Problem to solve: From the listing below, select every line where the word "подлежащих" appears.

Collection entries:
=======
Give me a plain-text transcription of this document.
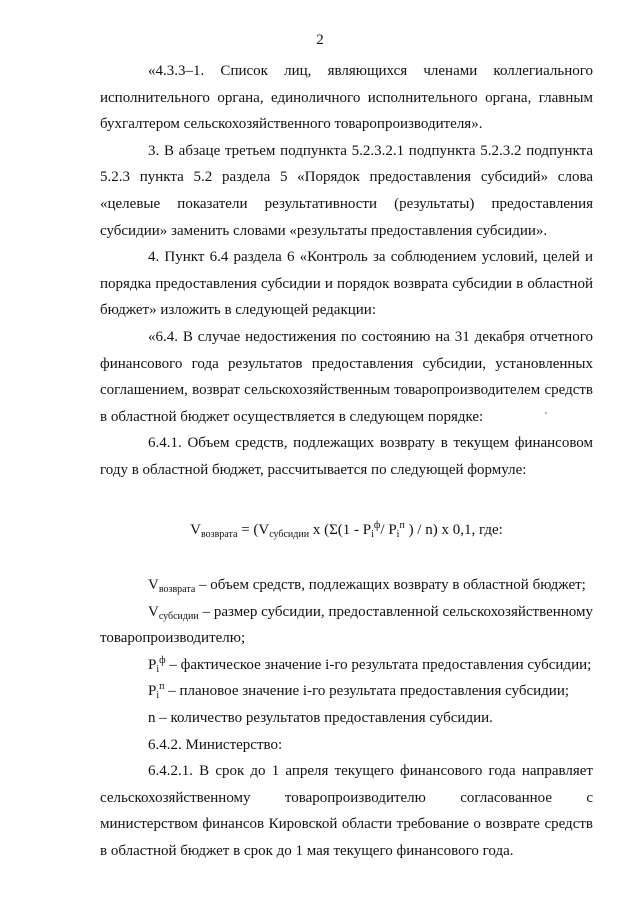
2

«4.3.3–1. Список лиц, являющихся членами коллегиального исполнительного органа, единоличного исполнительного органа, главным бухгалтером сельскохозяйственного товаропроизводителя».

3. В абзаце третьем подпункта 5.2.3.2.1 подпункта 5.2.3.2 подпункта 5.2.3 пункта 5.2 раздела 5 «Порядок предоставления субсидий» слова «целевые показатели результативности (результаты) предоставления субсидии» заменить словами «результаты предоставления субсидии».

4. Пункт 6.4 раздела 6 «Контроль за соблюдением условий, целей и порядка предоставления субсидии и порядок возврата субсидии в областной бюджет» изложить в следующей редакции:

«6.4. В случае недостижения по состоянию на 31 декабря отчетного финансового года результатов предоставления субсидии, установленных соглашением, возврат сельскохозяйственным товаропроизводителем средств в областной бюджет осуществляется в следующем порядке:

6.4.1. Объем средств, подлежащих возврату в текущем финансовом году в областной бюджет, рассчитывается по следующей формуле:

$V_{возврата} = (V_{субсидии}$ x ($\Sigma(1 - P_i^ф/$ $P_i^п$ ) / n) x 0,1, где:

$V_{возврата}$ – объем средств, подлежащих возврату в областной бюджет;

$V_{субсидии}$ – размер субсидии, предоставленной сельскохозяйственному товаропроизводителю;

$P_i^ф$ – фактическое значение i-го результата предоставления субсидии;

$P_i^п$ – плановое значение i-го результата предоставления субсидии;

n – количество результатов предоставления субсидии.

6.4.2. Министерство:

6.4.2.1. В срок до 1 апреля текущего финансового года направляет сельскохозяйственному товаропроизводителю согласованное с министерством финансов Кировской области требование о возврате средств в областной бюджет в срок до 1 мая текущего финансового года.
=======
Answer to this exercise:
6.4.1. Объем средств, подлежащих возврату в текущем финансовом году в областной бюджет, рассчитывается по следующей формуле:
$V_{возврата}$ – объем средств, подлежащих возврату в областной бюджет;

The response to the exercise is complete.